*Your goal*:
The answer must consist of each line of the records below that contains the string "small".

= Beginning of Section =

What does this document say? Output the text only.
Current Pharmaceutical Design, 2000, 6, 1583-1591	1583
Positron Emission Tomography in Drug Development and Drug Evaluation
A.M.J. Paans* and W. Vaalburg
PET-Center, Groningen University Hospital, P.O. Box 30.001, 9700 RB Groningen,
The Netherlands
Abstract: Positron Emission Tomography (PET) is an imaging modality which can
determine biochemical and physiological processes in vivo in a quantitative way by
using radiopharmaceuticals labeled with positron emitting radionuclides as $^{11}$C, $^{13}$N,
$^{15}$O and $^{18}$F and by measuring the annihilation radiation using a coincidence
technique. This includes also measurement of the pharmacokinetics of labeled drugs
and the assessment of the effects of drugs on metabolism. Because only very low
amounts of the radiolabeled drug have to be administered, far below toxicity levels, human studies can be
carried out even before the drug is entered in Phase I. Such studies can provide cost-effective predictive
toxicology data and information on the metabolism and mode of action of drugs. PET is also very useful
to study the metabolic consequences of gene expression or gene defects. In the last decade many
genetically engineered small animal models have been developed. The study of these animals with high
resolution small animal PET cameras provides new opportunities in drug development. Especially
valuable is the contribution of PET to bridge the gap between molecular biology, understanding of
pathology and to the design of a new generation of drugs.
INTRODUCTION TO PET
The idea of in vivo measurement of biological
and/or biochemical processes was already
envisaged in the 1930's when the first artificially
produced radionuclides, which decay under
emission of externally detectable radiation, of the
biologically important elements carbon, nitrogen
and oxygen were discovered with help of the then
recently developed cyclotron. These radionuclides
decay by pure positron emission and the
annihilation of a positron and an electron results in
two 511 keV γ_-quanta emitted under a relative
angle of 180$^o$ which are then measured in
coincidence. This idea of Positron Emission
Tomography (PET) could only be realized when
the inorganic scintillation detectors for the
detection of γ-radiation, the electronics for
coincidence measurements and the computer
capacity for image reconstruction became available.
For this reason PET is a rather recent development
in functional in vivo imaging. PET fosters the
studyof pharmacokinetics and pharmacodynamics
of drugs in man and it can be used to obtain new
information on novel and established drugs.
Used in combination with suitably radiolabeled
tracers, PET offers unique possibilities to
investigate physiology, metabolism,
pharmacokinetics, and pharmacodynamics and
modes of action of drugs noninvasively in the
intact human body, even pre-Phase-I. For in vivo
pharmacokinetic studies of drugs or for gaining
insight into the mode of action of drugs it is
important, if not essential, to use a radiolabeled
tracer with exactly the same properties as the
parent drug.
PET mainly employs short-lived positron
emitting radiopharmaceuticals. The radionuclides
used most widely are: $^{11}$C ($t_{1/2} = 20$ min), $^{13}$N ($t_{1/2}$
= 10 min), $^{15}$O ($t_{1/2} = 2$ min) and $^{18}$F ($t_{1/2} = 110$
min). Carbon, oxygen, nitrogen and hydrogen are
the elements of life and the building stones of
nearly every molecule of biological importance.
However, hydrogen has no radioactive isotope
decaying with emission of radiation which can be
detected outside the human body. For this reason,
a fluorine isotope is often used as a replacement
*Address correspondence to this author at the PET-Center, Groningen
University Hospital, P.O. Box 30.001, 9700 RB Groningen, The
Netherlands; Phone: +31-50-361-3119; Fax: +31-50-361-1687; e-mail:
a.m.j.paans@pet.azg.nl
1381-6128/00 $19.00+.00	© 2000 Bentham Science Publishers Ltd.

= End of Section =

*Task response*:
genetically engineered small animal models have been developed. The study of these animals with high
resolution small animal PET cameras provides new opportunities in drug development. Especially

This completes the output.